* [AIM OF THE EXERCISE] Reproduce the entries from the line containing "crop-plant-icon bbox=[477, 486, 481, 584]" down to the line containing "traffic-lamp-green bbox=[1351, 536, 1381, 566]", including both of those lines.

::: LISTING :::

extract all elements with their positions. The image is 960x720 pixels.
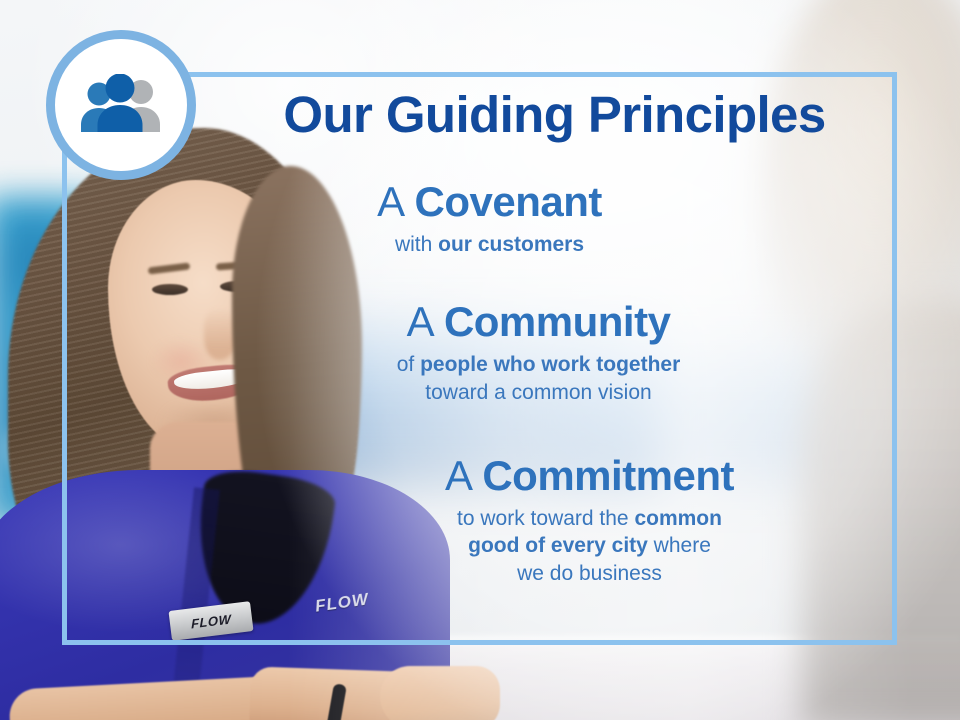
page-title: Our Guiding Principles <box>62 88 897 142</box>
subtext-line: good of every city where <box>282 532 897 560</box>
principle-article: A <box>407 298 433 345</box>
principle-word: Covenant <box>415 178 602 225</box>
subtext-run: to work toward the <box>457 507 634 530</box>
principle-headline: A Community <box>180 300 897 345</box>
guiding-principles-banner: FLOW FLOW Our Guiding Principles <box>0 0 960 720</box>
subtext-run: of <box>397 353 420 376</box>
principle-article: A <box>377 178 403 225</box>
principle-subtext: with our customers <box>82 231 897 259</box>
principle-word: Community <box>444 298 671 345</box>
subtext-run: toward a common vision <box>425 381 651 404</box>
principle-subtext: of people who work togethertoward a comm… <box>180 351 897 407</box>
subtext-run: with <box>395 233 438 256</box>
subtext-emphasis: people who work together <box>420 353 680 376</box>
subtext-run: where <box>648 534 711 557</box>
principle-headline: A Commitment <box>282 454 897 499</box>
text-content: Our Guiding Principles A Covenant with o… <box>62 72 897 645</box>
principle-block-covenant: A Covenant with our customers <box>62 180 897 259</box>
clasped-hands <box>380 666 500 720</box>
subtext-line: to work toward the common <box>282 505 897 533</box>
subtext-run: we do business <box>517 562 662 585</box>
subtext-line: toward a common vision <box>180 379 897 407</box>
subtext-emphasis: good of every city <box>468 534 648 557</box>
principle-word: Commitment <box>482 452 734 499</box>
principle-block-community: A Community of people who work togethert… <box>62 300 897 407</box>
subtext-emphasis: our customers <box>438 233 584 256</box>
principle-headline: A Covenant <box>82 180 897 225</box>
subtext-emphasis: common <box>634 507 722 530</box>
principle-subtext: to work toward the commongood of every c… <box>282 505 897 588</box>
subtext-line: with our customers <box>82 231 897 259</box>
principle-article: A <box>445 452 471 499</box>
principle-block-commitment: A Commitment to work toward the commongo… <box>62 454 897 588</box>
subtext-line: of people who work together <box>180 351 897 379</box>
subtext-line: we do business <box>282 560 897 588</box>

:::
::: LISTING :::

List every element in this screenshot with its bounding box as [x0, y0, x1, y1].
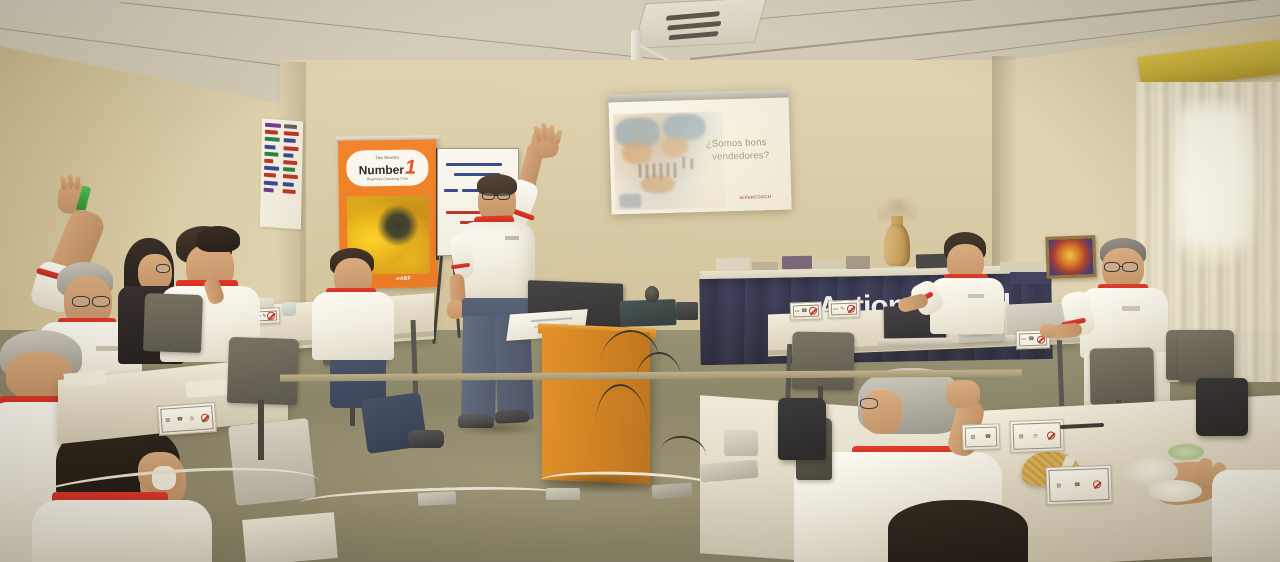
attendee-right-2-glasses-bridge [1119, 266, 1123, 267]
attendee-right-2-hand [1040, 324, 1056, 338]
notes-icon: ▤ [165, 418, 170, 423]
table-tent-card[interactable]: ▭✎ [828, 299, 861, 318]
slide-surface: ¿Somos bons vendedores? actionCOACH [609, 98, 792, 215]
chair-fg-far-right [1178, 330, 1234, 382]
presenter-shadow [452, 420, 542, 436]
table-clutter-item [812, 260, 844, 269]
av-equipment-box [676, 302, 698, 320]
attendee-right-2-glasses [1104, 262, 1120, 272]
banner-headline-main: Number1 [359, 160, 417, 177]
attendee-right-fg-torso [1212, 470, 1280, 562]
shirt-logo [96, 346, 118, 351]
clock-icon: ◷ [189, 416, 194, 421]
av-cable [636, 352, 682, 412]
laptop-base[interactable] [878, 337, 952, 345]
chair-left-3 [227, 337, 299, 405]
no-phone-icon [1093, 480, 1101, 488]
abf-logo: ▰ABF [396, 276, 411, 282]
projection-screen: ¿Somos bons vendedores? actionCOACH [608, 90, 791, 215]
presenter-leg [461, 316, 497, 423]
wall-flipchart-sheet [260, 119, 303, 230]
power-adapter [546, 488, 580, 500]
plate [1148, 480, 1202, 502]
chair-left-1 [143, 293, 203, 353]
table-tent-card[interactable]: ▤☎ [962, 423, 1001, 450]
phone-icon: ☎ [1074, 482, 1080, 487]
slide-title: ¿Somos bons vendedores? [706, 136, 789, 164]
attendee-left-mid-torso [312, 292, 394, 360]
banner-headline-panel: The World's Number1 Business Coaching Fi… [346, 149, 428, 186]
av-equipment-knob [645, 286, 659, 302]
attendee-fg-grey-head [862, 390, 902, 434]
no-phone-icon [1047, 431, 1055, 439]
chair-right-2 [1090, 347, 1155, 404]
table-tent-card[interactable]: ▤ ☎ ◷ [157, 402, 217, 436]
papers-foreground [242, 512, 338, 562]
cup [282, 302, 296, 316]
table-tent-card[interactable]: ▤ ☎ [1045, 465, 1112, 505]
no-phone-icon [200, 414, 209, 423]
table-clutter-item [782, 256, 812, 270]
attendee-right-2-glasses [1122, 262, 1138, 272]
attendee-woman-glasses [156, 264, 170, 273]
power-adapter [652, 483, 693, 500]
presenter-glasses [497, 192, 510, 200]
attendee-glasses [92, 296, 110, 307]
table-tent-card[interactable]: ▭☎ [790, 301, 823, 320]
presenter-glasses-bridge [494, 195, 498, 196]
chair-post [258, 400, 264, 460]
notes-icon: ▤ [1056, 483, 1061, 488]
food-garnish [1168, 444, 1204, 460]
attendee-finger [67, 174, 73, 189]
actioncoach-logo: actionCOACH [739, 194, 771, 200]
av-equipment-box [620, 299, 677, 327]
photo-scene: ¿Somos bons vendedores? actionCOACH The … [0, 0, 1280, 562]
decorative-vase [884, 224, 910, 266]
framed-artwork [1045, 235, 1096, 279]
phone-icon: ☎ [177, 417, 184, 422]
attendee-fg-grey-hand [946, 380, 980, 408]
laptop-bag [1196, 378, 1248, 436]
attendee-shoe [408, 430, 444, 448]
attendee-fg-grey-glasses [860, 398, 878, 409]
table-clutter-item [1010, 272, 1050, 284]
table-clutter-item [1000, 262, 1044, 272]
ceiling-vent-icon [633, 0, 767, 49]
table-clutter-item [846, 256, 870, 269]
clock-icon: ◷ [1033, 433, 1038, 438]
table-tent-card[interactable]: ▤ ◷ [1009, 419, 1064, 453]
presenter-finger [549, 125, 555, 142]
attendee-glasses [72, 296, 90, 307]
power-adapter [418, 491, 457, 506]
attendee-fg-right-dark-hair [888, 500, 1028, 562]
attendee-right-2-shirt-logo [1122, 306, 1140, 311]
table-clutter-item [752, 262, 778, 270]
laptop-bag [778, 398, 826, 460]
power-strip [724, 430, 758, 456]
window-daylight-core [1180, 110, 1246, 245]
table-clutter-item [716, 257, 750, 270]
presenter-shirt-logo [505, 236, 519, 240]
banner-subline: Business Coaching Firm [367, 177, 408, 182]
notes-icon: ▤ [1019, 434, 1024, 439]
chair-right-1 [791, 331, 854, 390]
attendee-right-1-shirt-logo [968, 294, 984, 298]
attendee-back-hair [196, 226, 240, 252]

:::
::: LISTING :::

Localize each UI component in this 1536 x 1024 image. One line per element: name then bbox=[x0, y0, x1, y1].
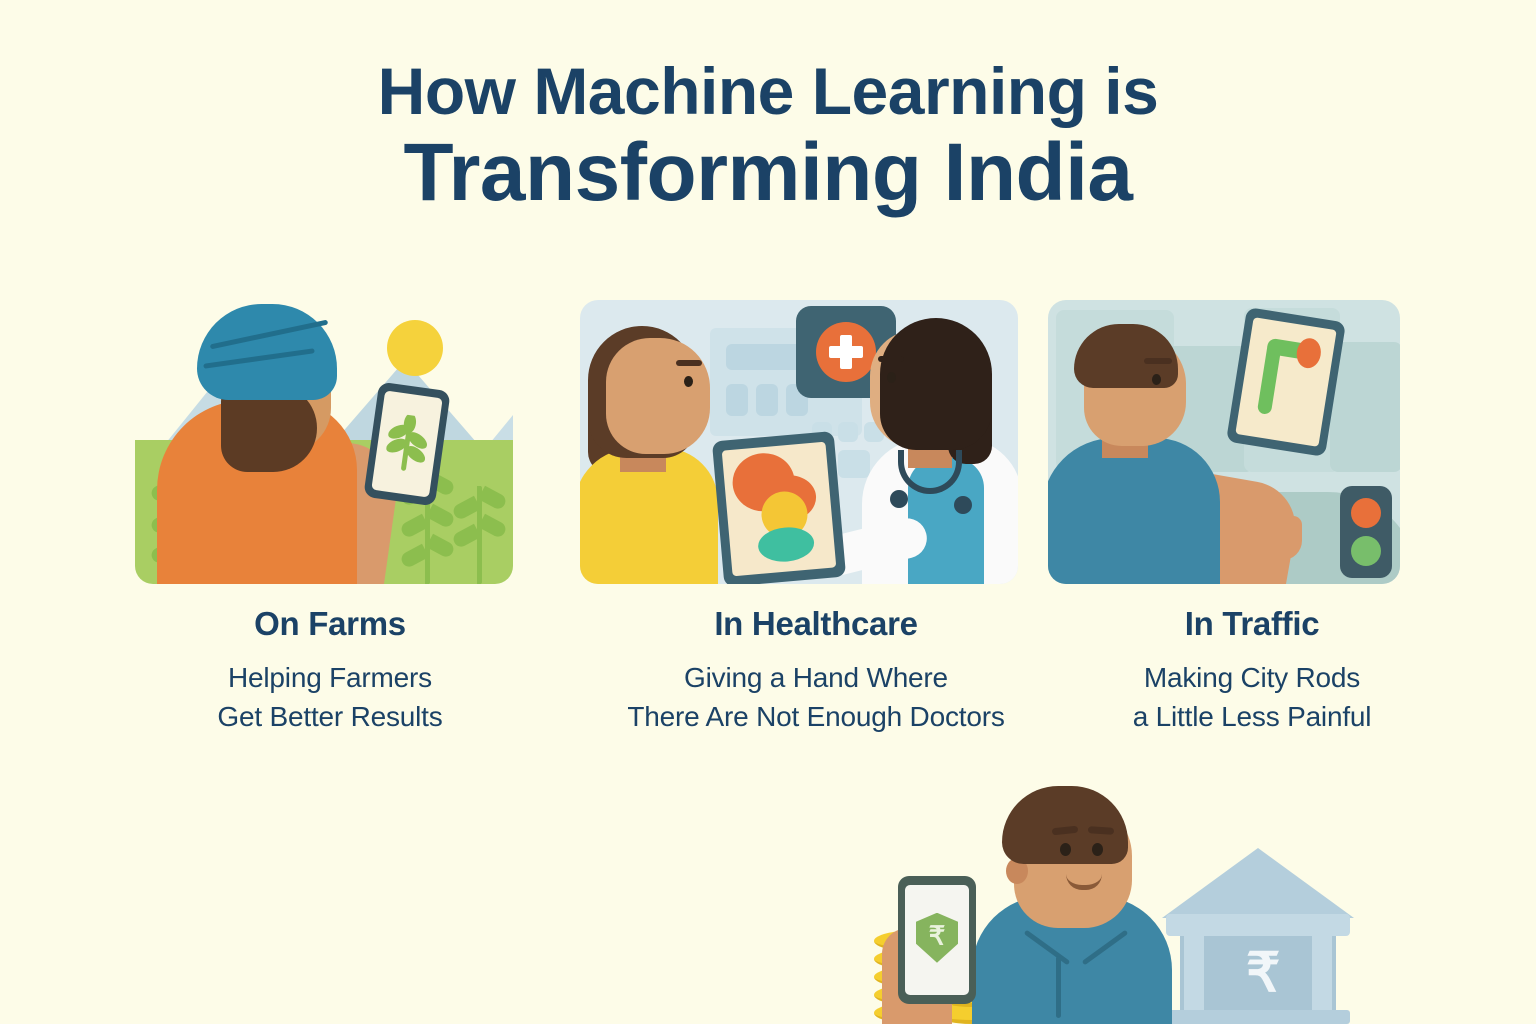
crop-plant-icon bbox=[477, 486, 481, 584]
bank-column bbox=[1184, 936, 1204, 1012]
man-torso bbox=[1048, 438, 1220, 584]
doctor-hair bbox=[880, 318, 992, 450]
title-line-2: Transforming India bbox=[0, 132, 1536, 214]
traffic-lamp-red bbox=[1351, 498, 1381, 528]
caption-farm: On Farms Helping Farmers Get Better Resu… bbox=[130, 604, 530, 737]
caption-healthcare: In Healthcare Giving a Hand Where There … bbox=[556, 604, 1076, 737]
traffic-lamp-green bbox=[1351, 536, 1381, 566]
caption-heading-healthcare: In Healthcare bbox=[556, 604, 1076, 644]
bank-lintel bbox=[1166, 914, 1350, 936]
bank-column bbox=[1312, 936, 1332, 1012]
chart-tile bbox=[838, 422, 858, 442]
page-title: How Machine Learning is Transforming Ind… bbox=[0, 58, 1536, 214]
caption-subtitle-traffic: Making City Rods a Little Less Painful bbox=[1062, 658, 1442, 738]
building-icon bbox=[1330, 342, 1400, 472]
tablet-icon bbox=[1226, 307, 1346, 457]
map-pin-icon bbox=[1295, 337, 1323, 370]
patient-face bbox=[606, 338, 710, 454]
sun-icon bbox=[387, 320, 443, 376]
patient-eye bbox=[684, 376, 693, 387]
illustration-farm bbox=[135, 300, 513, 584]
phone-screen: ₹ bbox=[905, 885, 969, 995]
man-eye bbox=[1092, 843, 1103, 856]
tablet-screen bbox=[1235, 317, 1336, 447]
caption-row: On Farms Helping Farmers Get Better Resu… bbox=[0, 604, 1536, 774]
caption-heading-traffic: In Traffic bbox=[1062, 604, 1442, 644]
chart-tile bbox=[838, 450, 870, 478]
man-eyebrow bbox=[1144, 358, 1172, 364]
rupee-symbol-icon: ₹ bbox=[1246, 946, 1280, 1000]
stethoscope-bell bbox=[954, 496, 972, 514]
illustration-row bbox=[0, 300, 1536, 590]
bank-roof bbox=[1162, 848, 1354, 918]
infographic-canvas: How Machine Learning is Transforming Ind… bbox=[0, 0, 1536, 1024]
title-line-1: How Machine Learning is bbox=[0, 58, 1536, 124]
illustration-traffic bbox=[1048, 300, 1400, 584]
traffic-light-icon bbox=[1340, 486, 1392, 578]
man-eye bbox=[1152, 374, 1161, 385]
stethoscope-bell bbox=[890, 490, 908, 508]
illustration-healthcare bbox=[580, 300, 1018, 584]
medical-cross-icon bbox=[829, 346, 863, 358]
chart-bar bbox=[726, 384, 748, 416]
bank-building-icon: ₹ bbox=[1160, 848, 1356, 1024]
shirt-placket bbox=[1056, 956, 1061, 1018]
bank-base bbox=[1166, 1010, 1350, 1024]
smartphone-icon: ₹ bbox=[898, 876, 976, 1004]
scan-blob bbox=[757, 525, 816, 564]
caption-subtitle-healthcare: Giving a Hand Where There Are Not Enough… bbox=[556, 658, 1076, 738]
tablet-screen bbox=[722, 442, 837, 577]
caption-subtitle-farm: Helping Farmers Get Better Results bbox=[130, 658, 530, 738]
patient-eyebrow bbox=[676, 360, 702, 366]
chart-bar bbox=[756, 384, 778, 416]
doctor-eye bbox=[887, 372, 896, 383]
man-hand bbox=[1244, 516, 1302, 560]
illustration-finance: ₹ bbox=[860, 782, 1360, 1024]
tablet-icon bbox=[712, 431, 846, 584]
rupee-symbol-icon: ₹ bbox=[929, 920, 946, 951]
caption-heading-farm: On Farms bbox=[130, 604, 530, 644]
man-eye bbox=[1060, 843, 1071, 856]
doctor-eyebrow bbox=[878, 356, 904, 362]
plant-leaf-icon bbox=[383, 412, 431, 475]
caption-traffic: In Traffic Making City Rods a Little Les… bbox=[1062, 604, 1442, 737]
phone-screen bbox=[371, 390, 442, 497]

:::

* [IN RESPONSE]
crop-plant-icon bbox=[477, 486, 481, 584]
bank-column bbox=[1184, 936, 1204, 1012]
man-torso bbox=[1048, 438, 1220, 584]
doctor-hair bbox=[880, 318, 992, 450]
title-line-2: Transforming India bbox=[0, 132, 1536, 214]
traffic-lamp-red bbox=[1351, 498, 1381, 528]
caption-farm: On Farms Helping Farmers Get Better Resu… bbox=[130, 604, 530, 737]
caption-healthcare: In Healthcare Giving a Hand Where There … bbox=[556, 604, 1076, 737]
traffic-lamp-green bbox=[1351, 536, 1381, 566]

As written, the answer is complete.